◆ **Exercise instructions**
Copy out each line below exactly as it appears.

Collected data
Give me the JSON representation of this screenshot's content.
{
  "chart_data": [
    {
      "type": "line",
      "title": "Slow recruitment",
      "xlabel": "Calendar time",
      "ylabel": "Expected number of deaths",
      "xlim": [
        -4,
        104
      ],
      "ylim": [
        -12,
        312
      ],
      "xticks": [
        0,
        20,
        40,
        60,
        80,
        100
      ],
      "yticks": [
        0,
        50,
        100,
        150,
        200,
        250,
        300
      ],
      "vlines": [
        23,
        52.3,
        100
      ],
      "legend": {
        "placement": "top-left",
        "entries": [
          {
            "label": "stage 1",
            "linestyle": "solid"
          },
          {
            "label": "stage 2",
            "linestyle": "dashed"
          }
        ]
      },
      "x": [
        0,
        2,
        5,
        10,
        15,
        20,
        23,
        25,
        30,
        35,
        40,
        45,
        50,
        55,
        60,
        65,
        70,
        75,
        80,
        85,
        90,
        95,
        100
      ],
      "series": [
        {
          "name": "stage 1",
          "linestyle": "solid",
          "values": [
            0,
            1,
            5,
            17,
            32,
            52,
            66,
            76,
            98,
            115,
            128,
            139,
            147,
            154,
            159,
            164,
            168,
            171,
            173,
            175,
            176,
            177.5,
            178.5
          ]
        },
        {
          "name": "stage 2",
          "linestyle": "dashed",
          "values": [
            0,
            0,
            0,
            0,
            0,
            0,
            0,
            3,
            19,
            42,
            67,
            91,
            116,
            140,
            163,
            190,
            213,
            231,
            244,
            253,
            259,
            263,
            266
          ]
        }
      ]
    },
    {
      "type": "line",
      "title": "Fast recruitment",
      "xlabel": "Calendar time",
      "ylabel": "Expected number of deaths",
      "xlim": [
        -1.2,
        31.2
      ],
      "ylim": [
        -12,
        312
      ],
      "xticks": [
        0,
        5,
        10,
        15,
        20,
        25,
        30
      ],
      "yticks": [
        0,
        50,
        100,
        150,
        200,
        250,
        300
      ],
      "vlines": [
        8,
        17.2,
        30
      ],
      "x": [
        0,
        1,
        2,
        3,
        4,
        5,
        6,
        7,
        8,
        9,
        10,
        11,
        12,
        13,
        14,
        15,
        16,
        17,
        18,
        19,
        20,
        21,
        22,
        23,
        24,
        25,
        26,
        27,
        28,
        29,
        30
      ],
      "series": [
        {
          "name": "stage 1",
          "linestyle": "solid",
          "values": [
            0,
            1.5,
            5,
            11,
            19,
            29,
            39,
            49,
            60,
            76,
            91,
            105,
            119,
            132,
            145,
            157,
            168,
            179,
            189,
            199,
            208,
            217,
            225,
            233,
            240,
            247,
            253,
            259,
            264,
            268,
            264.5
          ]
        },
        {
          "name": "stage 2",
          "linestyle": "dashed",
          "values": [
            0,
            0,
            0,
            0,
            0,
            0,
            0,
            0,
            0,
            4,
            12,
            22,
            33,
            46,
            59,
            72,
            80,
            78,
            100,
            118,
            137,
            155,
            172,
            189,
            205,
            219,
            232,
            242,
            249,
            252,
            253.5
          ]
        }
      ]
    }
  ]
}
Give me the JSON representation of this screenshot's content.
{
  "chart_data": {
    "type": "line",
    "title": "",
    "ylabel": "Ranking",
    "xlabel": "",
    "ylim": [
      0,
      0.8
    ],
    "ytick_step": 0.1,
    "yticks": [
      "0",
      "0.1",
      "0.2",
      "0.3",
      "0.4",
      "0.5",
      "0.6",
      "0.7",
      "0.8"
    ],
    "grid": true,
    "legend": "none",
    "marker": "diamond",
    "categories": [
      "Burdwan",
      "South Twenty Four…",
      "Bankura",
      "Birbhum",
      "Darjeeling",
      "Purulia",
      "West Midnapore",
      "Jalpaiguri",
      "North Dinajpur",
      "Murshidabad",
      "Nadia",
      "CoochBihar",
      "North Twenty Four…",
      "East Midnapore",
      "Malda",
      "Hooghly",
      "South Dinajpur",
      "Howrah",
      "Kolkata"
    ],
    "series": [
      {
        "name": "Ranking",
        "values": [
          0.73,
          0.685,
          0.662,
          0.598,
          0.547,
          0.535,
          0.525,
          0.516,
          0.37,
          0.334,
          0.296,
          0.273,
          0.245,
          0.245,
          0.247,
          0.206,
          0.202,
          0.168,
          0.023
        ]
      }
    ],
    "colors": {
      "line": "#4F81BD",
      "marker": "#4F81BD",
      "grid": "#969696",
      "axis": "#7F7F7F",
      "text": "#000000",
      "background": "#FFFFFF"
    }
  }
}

◆ **Response to this exercise**
Give me the JSON representation of this screenshot's content.
{
  "chart_data": [
    {
      "type": "line",
      "title": "Slow recruitment",
      "xlabel": "Calendar time",
      "ylabel": "Expected number of deaths",
      "xlim": [
        -4,
        104
      ],
      "ylim": [
        -12,
        312
      ],
      "xticks": [
        0,
        20,
        40,
        60,
        80,
        100
      ],
      "yticks": [
        0,
        50,
        100,
        150,
        200,
        250,
        300
      ],
      "vlines": [
        23,
        52.3,
        100
      ],
      "legend": {
        "placement": "top-left",
        "entries": [
          {
            "label": "stage 1",
            "linestyle": "solid"
          },
          {
            "label": "stage 2",
            "linestyle": "dashed"
          }
        ]
      },
      "x": [
        0,
        2,
        5,
        10,
        15,
        20,
        23,
        25,
        30,
        35,
        40,
        45,
        50,
        55,
        60,
        65,
        70,
        75,
        80,
        85,
        90,
        95,
        100
      ],
      "series": [
        {
          "name": "stage 1",
          "linestyle": "solid",
          "values": [
            0,
            1,
            5,
            17,
            32,
            52,
            66,
            76,
            98,
            115,
            128,
            139,
            147,
            154,
            159,
            164,
            168,
            171,
            173,
            175,
            176,
            177.5,
            178.5
          ]
        },
        {
          "name": "stage 2",
          "linestyle": "dashed",
          "values": [
            0,
            0,
            0,
            0,
            0,
            0,
            0,
            3,
            19,
            42,
            67,
            91,
            116,
            140,
            163,
            190,
            213,
            231,
            244,
            253,
            259,
            263,
            266
          ]
        }
      ]
    },
    {
      "type": "line",
      "title": "Fast recruitment",
      "xlabel": "Calendar time",
      "ylabel": "Expected number of deaths",
      "xlim": [
        -1.2,
        31.2
      ],
      "ylim": [
        -12,
        312
      ],
      "xticks": [
        0,
        5,
        10,
        15,
        20,
        25,
        30
      ],
      "yticks": [
        0,
        50,
        100,
        150,
        200,
        250,
        300
      ],
      "vlines": [
        8,
        17.2,
        30
      ],
      "x": [
        0,
        1,
        2,
        3,
        4,
        5,
        6,
        7,
        8,
        9,
        10,
        11,
        12,
        13,
        14,
        15,
        16,
        17,
        18,
        19,
        20,
        21,
        22,
        23,
        24,
        25,
        26,
        27,
        28,
        29,
        30
      ],
      "series": [
        {
          "name": "stage 1",
          "linestyle": "solid",
          "values": [
            0,
            1.5,
            5,
            11,
            19,
            29,
            39,
            49,
            60,
            76,
            91,
            105,
            119,
            132,
            145,
            157,
            168,
            179,
            189,
            199,
            208,
            217,
            225,
            233,
            240,
            247,
            253,
            259,
            264,
            268,
            264.5
          ]
        },
        {
          "name": "stage 2",
          "linestyle": "dashed",
          "values": [
            0,
            0,
            0,
            0,
            0,
            0,
            0,
            0,
            0,
            4,
            12,
            22,
            33,
            46,
            59,
            72,
            80,
            78,
            100,
            118,
            137,
            155,
            172,
            189,
            205,
            219,
            232,
            242,
            249,
            252,
            253.5
          ]
        }
      ]
    }
  ]
}
Give me the JSON representation of this screenshot's content.
{
  "chart_data": {
    "type": "line",
    "title": "",
    "ylabel": "Ranking",
    "xlabel": "",
    "ylim": [
      0,
      0.8
    ],
    "ytick_step": 0.1,
    "yticks": [
      "0",
      "0.1",
      "0.2",
      "0.3",
      "0.4",
      "0.5",
      "0.6",
      "0.7",
      "0.8"
    ],
    "grid": true,
    "legend": "none",
    "marker": "diamond",
    "categories": [
      "Burdwan",
      "South Twenty Four…",
      "Bankura",
      "Birbhum",
      "Darjeeling",
      "Purulia",
      "West Midnapore",
      "Jalpaiguri",
      "North Dinajpur",
      "Murshidabad",
      "Nadia",
      "CoochBihar",
      "North Twenty Four…",
      "East Midnapore",
      "Malda",
      "Hooghly",
      "South Dinajpur",
      "Howrah",
      "Kolkata"
    ],
    "series": [
      {
        "name": "Ranking",
        "values": [
          0.73,
          0.685,
          0.662,
          0.598,
          0.547,
          0.535,
          0.525,
          0.516,
          0.37,
          0.334,
          0.296,
          0.273,
          0.245,
          0.245,
          0.247,
          0.206,
          0.202,
          0.168,
          0.023
        ]
      }
    ],
    "colors": {
      "line": "#4F81BD",
      "marker": "#4F81BD",
      "grid": "#969696",
      "axis": "#7F7F7F",
      "text": "#000000",
      "background": "#FFFFFF"
    }
  }
}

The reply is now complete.